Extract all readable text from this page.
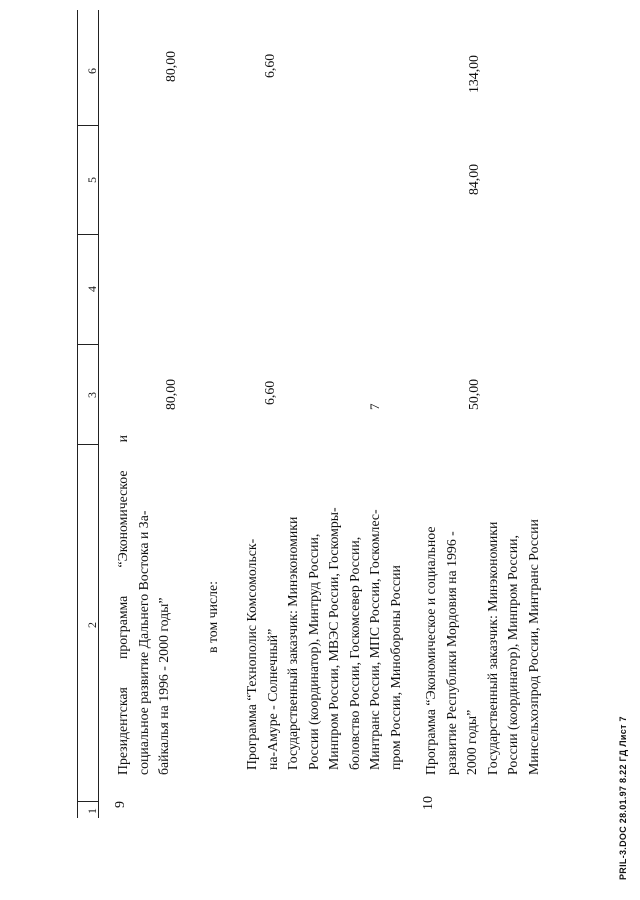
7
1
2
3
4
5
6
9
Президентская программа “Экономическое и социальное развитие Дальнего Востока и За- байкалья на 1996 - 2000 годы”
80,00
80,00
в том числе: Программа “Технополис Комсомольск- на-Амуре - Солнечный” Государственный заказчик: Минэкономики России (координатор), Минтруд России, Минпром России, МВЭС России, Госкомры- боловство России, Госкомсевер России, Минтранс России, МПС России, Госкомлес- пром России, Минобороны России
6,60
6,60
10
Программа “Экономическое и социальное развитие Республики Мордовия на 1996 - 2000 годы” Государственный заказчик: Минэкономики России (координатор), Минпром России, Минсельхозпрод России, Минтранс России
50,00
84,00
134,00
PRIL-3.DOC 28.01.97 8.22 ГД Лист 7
============
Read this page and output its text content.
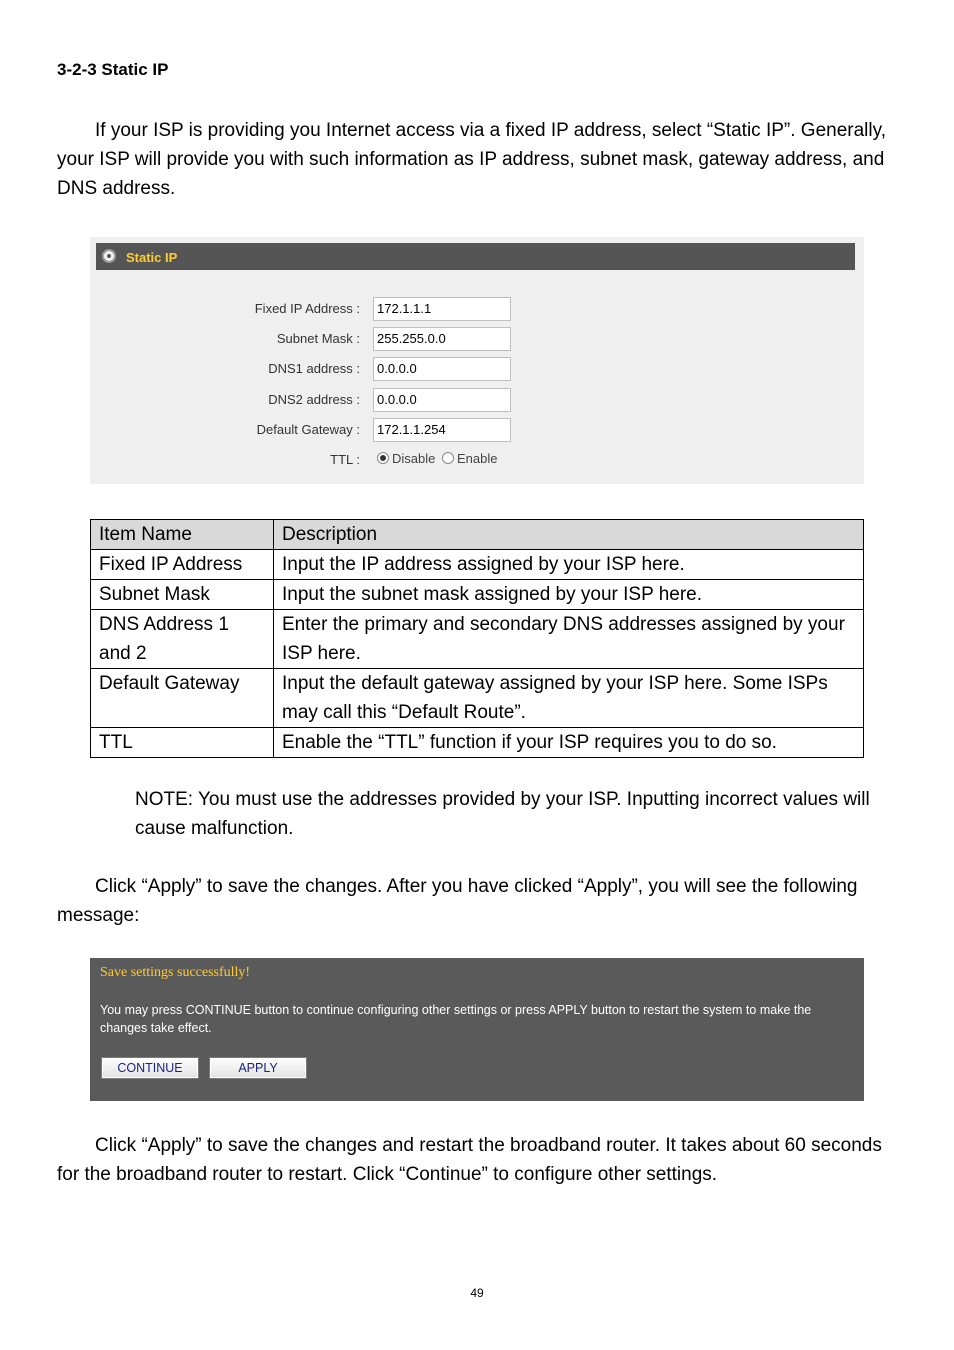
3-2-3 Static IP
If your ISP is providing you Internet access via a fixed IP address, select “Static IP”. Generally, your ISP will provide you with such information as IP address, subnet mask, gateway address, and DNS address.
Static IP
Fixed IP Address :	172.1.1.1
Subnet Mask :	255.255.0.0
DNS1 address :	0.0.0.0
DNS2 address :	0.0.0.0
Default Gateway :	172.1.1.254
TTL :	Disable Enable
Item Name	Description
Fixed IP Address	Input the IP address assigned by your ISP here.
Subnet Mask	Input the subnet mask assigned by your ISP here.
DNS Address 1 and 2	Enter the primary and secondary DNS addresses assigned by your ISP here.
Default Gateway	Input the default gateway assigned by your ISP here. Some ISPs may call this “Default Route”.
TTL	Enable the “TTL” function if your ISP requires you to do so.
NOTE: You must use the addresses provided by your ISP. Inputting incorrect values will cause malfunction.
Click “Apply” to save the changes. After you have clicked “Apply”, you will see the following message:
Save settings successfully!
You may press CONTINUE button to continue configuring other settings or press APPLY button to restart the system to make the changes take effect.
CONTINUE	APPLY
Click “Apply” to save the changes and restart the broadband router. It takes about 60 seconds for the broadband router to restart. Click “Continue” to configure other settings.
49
============
### Request
Extract every line from the records above that contains the word "changes".

### Solution
Click “Apply” to save the changes. After you have clicked “Apply”, you will see the following message:
You may press CONTINUE button to continue configuring other settings or press APPLY button to restart the system to make the changes take effect.
Click “Apply” to save the changes and restart the broadband router. It takes about 60 seconds for the broadband router to restart. Click “Continue” to configure other settings.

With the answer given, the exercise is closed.